__WHAT IS REQUIRED__. Extract the full listing verbatim and drop any pictures from your copy.

__RECORDS SHOWN__.
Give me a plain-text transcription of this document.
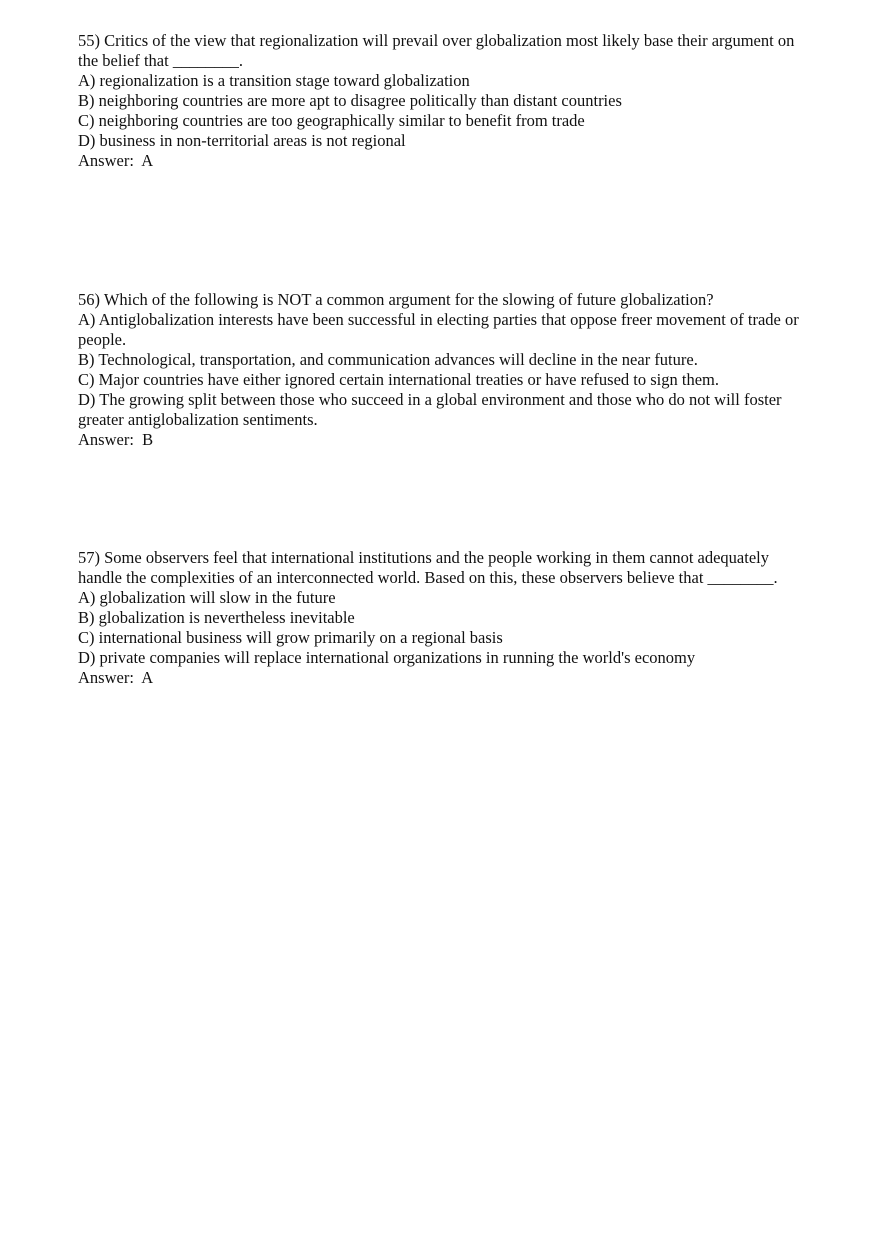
55) Critics of the view that regionalization will prevail over globalization most likely base their argument on the belief that ________.
A) regionalization is a transition stage toward globalization
B) neighboring countries are more apt to disagree politically than distant countries
C) neighboring countries are too geographically similar to benefit from trade
D) business in non-territorial areas is not regional
Answer:  A
56) Which of the following is NOT a common argument for the slowing of future globalization?
A) Antiglobalization interests have been successful in electing parties that oppose freer movement of trade or people.
B) Technological, transportation, and communication advances will decline in the near future.
C) Major countries have either ignored certain international treaties or have refused to sign them.
D) The growing split between those who succeed in a global environment and those who do not will foster greater antiglobalization sentiments.
Answer:  B
57) Some observers feel that international institutions and the people working in them cannot adequately handle the complexities of an interconnected world. Based on this, these observers believe that ________.
A) globalization will slow in the future
B) globalization is nevertheless inevitable
C) international business will grow primarily on a regional basis
D) private companies will replace international organizations in running the world's economy
Answer:  A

__COMPLETE ANSWER__.
Give me a plain-text transcription of this document.
55) Critics of the view that regionalization will prevail over globalization most likely base their argument on the belief that ________.
A) regionalization is a transition stage toward globalization
B) neighboring countries are more apt to disagree politically than distant countries
C) neighboring countries are too geographically similar to benefit from trade
D) business in non-territorial areas is not regional
Answer:  A
56) Which of the following is NOT a common argument for the slowing of future globalization?
A) Antiglobalization interests have been successful in electing parties that oppose freer movement of trade or people.
B) Technological, transportation, and communication advances will decline in the near future.
C) Major countries have either ignored certain international treaties or have refused to sign them.
D) The growing split between those who succeed in a global environment and those who do not will foster greater antiglobalization sentiments.
Answer:  B
57) Some observers feel that international institutions and the people working in them cannot adequately handle the complexities of an interconnected world. Based on this, these observers believe that ________.
A) globalization will slow in the future
B) globalization is nevertheless inevitable
C) international business will grow primarily on a regional basis
D) private companies will replace international organizations in running the world's economy
Answer:  A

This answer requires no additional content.